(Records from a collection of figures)
----

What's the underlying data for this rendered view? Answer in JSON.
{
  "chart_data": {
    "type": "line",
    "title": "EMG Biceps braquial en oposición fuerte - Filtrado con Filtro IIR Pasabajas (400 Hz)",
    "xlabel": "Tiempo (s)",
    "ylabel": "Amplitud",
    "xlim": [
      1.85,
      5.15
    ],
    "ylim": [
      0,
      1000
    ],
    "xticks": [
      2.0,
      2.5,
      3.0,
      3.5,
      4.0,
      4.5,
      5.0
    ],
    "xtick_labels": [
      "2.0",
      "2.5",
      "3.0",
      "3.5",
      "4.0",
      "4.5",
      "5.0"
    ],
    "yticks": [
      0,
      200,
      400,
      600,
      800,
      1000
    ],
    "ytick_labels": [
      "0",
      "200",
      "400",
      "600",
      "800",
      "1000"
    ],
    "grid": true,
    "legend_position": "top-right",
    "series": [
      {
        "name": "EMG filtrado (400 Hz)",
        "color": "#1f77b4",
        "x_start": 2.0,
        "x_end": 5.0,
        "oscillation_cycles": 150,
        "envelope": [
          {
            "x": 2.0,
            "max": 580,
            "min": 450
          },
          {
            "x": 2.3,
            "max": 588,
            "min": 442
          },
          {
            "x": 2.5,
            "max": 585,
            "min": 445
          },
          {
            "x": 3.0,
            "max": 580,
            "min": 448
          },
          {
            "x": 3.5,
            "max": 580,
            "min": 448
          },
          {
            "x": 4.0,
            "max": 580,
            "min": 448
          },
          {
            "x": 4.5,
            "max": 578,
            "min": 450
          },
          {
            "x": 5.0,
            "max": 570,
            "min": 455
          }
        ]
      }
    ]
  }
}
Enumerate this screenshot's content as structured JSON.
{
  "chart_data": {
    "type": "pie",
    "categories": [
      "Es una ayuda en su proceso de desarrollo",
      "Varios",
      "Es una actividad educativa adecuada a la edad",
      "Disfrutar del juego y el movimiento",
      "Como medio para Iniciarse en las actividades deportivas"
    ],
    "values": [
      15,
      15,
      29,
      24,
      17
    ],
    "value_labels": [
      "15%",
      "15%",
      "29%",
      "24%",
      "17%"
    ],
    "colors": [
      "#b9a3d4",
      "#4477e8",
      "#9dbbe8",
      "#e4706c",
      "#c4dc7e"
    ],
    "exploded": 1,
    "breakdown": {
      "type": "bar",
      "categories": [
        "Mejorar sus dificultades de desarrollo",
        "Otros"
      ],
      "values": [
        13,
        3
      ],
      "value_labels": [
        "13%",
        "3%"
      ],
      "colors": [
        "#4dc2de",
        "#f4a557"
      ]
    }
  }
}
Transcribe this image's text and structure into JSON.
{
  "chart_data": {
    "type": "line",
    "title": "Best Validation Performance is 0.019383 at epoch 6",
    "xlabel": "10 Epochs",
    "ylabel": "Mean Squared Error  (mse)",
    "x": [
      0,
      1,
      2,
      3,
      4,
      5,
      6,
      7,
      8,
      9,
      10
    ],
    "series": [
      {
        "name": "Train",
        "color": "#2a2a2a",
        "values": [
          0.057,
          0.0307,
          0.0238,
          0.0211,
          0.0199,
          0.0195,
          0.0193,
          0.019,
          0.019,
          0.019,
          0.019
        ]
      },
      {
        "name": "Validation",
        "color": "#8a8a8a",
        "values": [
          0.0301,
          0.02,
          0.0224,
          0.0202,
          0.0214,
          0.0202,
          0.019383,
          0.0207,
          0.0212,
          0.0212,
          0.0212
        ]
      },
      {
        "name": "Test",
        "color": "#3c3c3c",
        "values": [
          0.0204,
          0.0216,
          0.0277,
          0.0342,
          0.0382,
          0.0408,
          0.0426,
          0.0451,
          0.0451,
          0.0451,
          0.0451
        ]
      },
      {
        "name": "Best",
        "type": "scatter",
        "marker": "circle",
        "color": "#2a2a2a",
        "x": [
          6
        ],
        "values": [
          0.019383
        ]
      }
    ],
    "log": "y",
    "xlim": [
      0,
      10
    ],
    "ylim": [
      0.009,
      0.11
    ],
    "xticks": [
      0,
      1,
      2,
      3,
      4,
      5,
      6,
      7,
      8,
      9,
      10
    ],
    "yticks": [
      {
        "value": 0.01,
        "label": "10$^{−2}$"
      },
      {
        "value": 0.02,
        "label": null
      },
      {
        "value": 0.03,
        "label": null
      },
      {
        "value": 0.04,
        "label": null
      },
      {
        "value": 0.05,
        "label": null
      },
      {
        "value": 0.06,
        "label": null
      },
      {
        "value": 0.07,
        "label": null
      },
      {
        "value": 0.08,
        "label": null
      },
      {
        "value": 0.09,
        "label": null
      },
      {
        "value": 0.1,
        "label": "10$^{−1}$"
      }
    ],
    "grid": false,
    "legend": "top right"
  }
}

----

- _Exercise task_:
Check each line above for the word "this" and copy the ones that have it.

- _Task answer_:
What's the underlying data for this rendered view? Answer in JSON.
Enumerate this screenshot's content as structured JSON.
Transcribe this image's text and structure into JSON.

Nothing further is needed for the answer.